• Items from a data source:

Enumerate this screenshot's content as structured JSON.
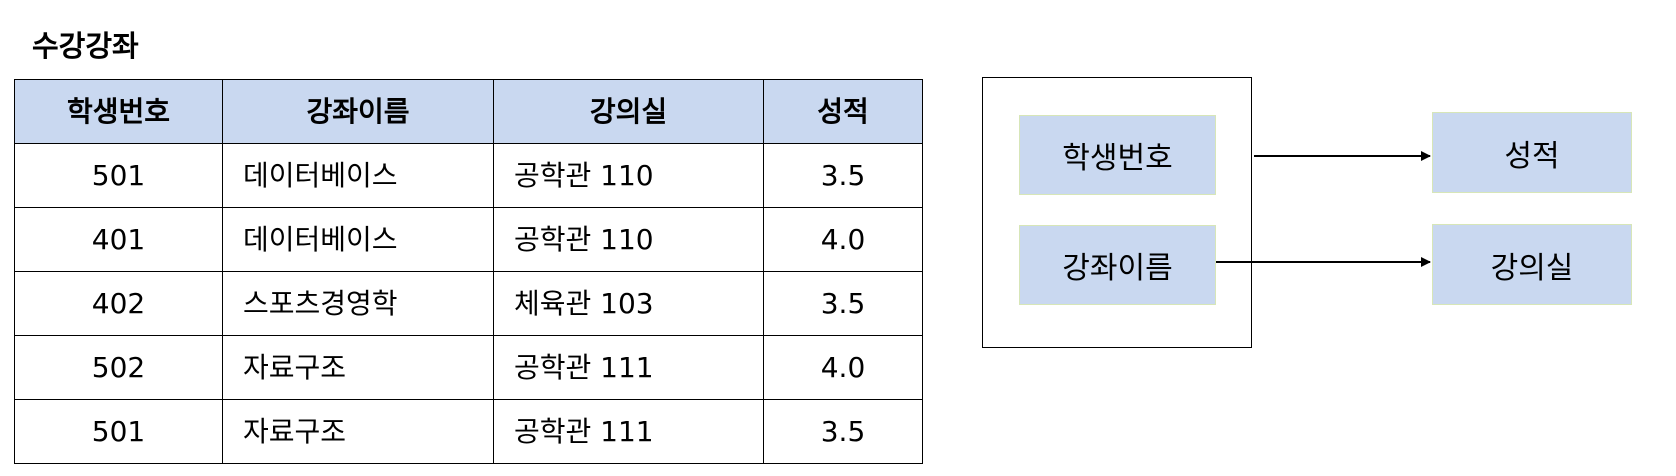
{
  "relation": {
    "name": "수강강좌",
    "columns": [
      "학생번호",
      "강좌이름",
      "강의실",
      "성적"
    ],
    "rows": [
      [
        "501",
        "데이터베이스",
        "공학관 110",
        "3.5"
      ],
      [
        "401",
        "데이터베이스",
        "공학관 110",
        "4.0"
      ],
      [
        "402",
        "스포츠경영학",
        "체육관 103",
        "3.5"
      ],
      [
        "502",
        "자료구조",
        "공학관 111",
        "4.0"
      ],
      [
        "501",
        "자료구조",
        "공학관 111",
        "3.5"
      ]
    ]
  },
  "dependency_diagram": {
    "determinants": [
      "학생번호",
      "강좌이름"
    ],
    "dependents": {
      "student_course_grade": "성적",
      "course_room": "강의실"
    }
  },
  "colors": {
    "header_fill": "#c9d8f0",
    "box_fill": "#c9d8f0",
    "box_border": "#d7e6b8"
  }
}
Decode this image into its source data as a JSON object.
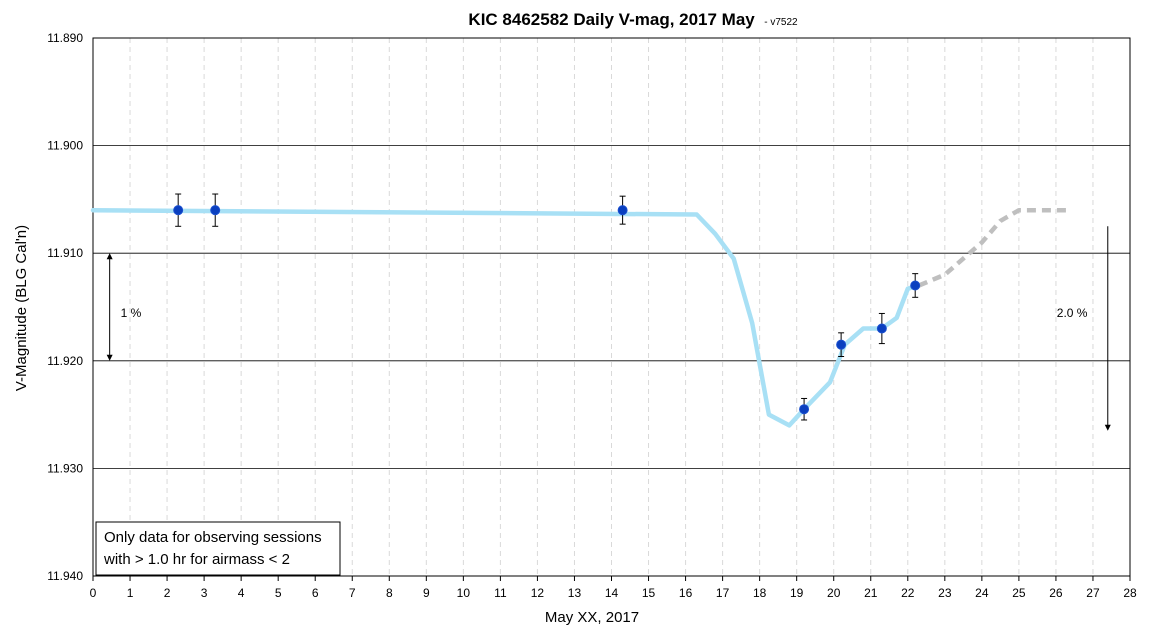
{
  "chart_data": {
    "type": "line",
    "title": "KIC 8462582 Daily V-mag, 2017 May",
    "subtitle": "- v7522",
    "xlabel": "May XX, 2017",
    "ylabel": "V-Magnitude (BLG Cal'n)",
    "xlim": [
      0,
      28
    ],
    "ylim": [
      11.89,
      11.94
    ],
    "y_inverted": true,
    "x_ticks": [
      "0",
      "1",
      "2",
      "3",
      "4",
      "5",
      "6",
      "7",
      "8",
      "9",
      "10",
      "11",
      "12",
      "13",
      "14",
      "15",
      "16",
      "17",
      "18",
      "19",
      "20",
      "21",
      "22",
      "23",
      "24",
      "25",
      "26",
      "27",
      "28"
    ],
    "y_ticks": [
      "11.890",
      "11.900",
      "11.910",
      "11.920",
      "11.930",
      "11.940"
    ],
    "grid": true,
    "series": [
      {
        "kind": "trend",
        "color": "#a8e0f5",
        "x": [
          0,
          16.3,
          16.8,
          17.3,
          17.8,
          18.25,
          18.8,
          19.2,
          19.9,
          20.3,
          20.8,
          21.3,
          21.7,
          22.0,
          22.3
        ],
        "y": [
          11.906,
          11.9064,
          11.9082,
          11.9105,
          11.9165,
          11.925,
          11.926,
          11.9245,
          11.922,
          11.9185,
          11.917,
          11.917,
          11.916,
          11.9133,
          11.913
        ]
      },
      {
        "kind": "projection",
        "color": "#bfbfbf",
        "dashed": true,
        "x": [
          22.3,
          23.0,
          24.0,
          24.5,
          25.0,
          25.5,
          26.3
        ],
        "y": [
          11.913,
          11.912,
          11.909,
          11.907,
          11.906,
          11.906,
          11.906
        ]
      },
      {
        "kind": "points",
        "color": "#0a3fbf",
        "x": [
          2.3,
          3.3,
          14.3,
          19.2,
          20.2,
          21.3,
          22.2
        ],
        "y": [
          11.906,
          11.906,
          11.906,
          11.9245,
          11.9185,
          11.917,
          11.913
        ],
        "err": [
          0.0015,
          0.0015,
          0.0013,
          0.001,
          0.0011,
          0.0014,
          0.0011
        ]
      }
    ],
    "annotations": {
      "note_line1": "Only data for observing sessions",
      "note_line2": "with > 1.0 hr for airmass < 2",
      "left_arrow": {
        "label": "1 %",
        "x": 0.45,
        "y_from": 11.91,
        "y_to": 11.92
      },
      "right_arrow": {
        "label": "2.0 %",
        "x": 27.4,
        "y_from": 11.9075,
        "y_to": 11.9265
      }
    }
  }
}
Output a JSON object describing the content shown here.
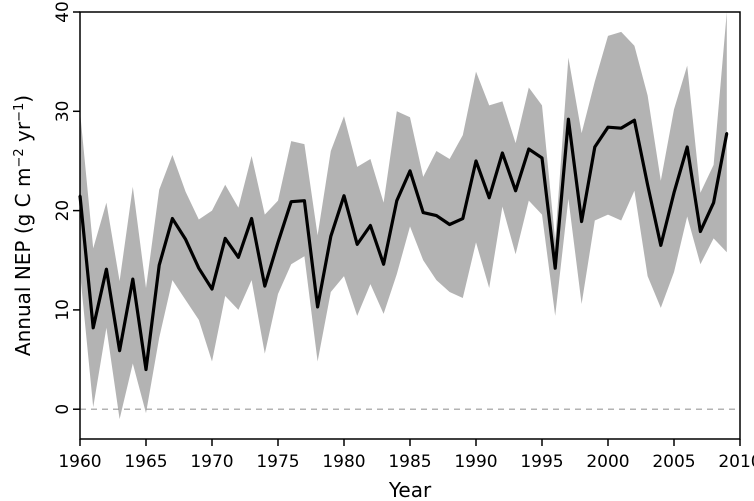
{
  "chart_data": {
    "type": "line",
    "xlabel": "Year",
    "ylabel": {
      "prefix": "Annual NEP (g C m",
      "exp1": "−2",
      "mid": " yr",
      "exp2": "−1",
      "suffix": ")"
    },
    "xlim": [
      1960,
      2010
    ],
    "ylim": [
      -3,
      40
    ],
    "x_ticks": [
      1960,
      1965,
      1970,
      1975,
      1980,
      1985,
      1990,
      1995,
      2000,
      2005,
      2010
    ],
    "y_ticks": [
      0,
      10,
      20,
      30,
      40
    ],
    "reference_line": {
      "y": 0,
      "style": "dashed"
    },
    "colors": {
      "band": "#b3b3b3",
      "line": "#000000",
      "reference": "#9a9a9a"
    },
    "x": [
      1960,
      1961,
      1962,
      1963,
      1964,
      1965,
      1966,
      1967,
      1968,
      1969,
      1970,
      1971,
      1972,
      1973,
      1974,
      1975,
      1976,
      1977,
      1978,
      1979,
      1980,
      1981,
      1982,
      1983,
      1984,
      1985,
      1986,
      1987,
      1988,
      1989,
      1990,
      1991,
      1992,
      1993,
      1994,
      1995,
      1996,
      1997,
      1998,
      1999,
      2000,
      2001,
      2002,
      2003,
      2004,
      2005,
      2006,
      2007,
      2008,
      2009
    ],
    "series": [
      {
        "values": [
          21.5,
          8.2,
          14.1,
          5.9,
          13.1,
          4.0,
          14.5,
          19.2,
          17.1,
          14.2,
          12.1,
          17.2,
          15.3,
          19.2,
          12.4,
          16.8,
          20.9,
          21.0,
          10.3,
          17.4,
          21.5,
          16.6,
          18.5,
          14.6,
          21.0,
          24.0,
          19.8,
          19.5,
          18.6,
          19.2,
          25.0,
          21.3,
          25.8,
          22.0,
          26.2,
          25.3,
          14.2,
          29.2,
          18.9,
          26.4,
          28.4,
          28.3,
          29.1,
          22.6,
          16.5,
          21.8,
          26.4,
          17.9,
          20.8,
          27.8
        ]
      }
    ],
    "band": {
      "upper": [
        30.0,
        16.2,
        20.8,
        12.9,
        22.4,
        12.2,
        22.1,
        25.6,
        21.9,
        19.1,
        20.0,
        22.6,
        20.3,
        25.5,
        19.6,
        21.0,
        27.0,
        26.7,
        17.5,
        26.0,
        29.5,
        24.4,
        25.2,
        20.8,
        30.0,
        29.4,
        23.4,
        26.0,
        25.2,
        27.6,
        34.0,
        30.6,
        31.0,
        26.8,
        32.4,
        30.6,
        17.0,
        35.4,
        27.8,
        33.0,
        37.6,
        38.0,
        36.6,
        31.6,
        23.0,
        30.2,
        34.6,
        21.8,
        24.6,
        40.0
      ],
      "lower": [
        13.8,
        0.2,
        8.2,
        -1.0,
        4.6,
        -0.4,
        7.2,
        13.0,
        11.0,
        9.0,
        4.8,
        11.4,
        10.0,
        13.0,
        5.6,
        11.6,
        14.6,
        15.4,
        4.8,
        11.8,
        13.4,
        9.4,
        12.6,
        9.6,
        13.6,
        18.4,
        15.0,
        13.0,
        11.8,
        11.2,
        16.8,
        12.2,
        20.4,
        15.6,
        21.0,
        19.6,
        9.4,
        21.2,
        10.6,
        19.0,
        19.6,
        19.0,
        22.0,
        13.4,
        10.2,
        13.8,
        19.4,
        14.6,
        17.2,
        15.8
      ]
    }
  }
}
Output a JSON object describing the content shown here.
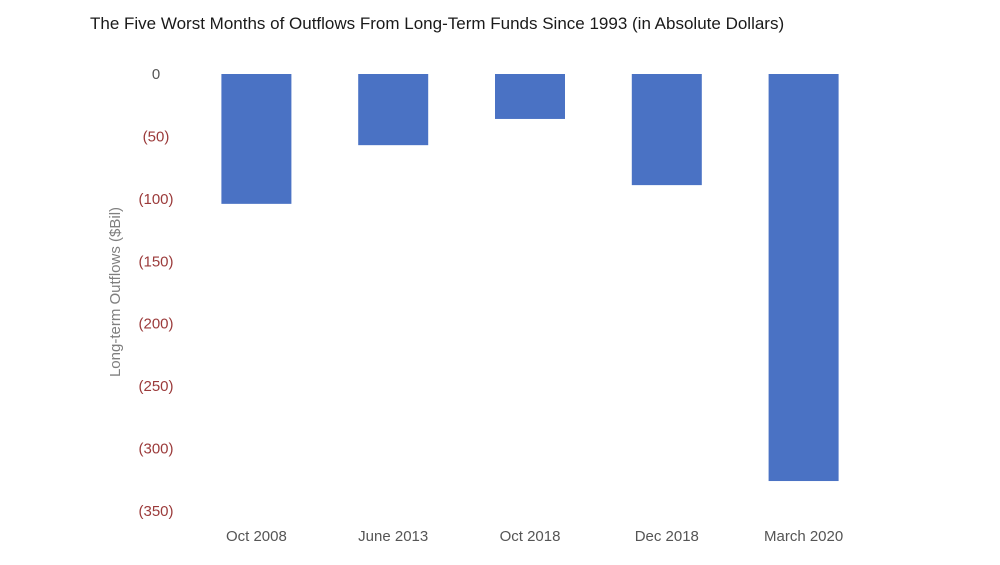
{
  "chart_data": {
    "type": "bar",
    "title": "The Five Worst Months of Outflows From Long-Term Funds Since 1993 (in Absolute Dollars)",
    "xlabel": "",
    "ylabel": "Long-term Outflows ($Bil)",
    "categories": [
      "Oct 2008",
      "June 2013",
      "Oct 2018",
      "Dec 2018",
      "March 2020"
    ],
    "values": [
      -104,
      -57,
      -36,
      -89,
      -326
    ],
    "ylim": [
      -350,
      0
    ],
    "yticks": [
      {
        "value": 0,
        "label": "0"
      },
      {
        "value": -50,
        "label": "(50)"
      },
      {
        "value": -100,
        "label": "(100)"
      },
      {
        "value": -150,
        "label": "(150)"
      },
      {
        "value": -200,
        "label": "(200)"
      },
      {
        "value": -250,
        "label": "(250)"
      },
      {
        "value": -300,
        "label": "(300)"
      },
      {
        "value": -350,
        "label": "(350)"
      }
    ],
    "grid": false,
    "legend": "none",
    "colors": {
      "bar": "#4A72C4",
      "zero_tick_label": "#555555",
      "negative_tick_label": "#9B3A3A",
      "axis_label": "#7f7f7f"
    }
  }
}
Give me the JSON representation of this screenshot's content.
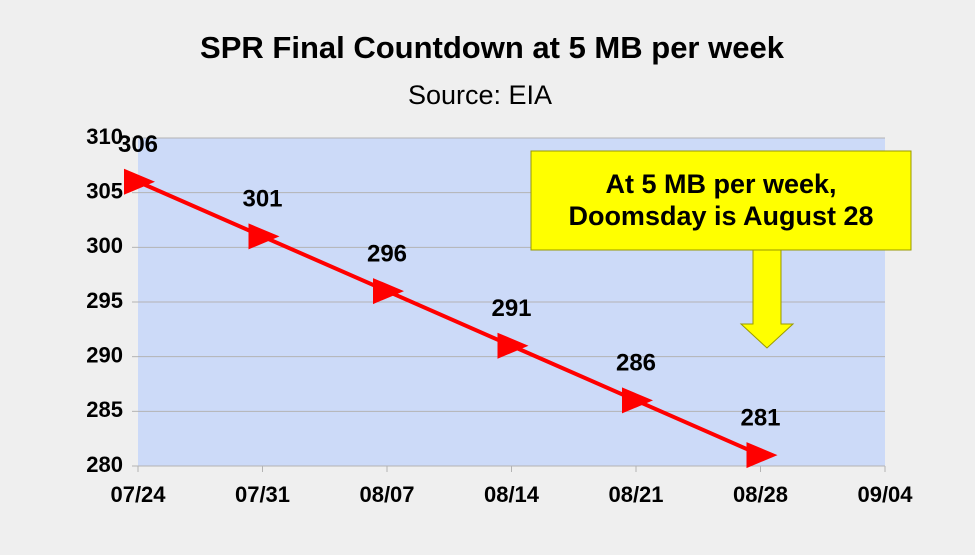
{
  "chart_data": {
    "type": "line",
    "title": "SPR Final Countdown at 5 MB per week",
    "subtitle": "Source: EIA",
    "categories": [
      "07/24",
      "07/31",
      "08/07",
      "08/14",
      "08/21",
      "08/28",
      "09/04"
    ],
    "series": [
      {
        "color": "#ff0000",
        "values": [
          306,
          301,
          296,
          291,
          286,
          281,
          null
        ]
      }
    ],
    "ylim": [
      280,
      310
    ],
    "yticks": [
      280,
      285,
      290,
      295,
      300,
      305,
      310
    ],
    "grid": true,
    "annotation": [
      "At 5 MB per week,",
      "Doomsday is August 28"
    ]
  }
}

• GIVEN INSTRUCTION: Begin with the line that contains "Give me the" and repeat every line through the end of the data, exactly and only those lines, leaving out the pictures.

• ANSWER:
Give me the JSON representation of this screenshot's content.
{
  "chart_data": {
    "type": "line",
    "title": "SPR Final Countdown at 5 MB per week",
    "subtitle": "Source: EIA",
    "categories": [
      "07/24",
      "07/31",
      "08/07",
      "08/14",
      "08/21",
      "08/28",
      "09/04"
    ],
    "series": [
      {
        "color": "#ff0000",
        "values": [
          306,
          301,
          296,
          291,
          286,
          281,
          null
        ]
      }
    ],
    "ylim": [
      280,
      310
    ],
    "yticks": [
      280,
      285,
      290,
      295,
      300,
      305,
      310
    ],
    "grid": true,
    "annotation": [
      "At 5 MB per week,",
      "Doomsday is August 28"
    ]
  }
}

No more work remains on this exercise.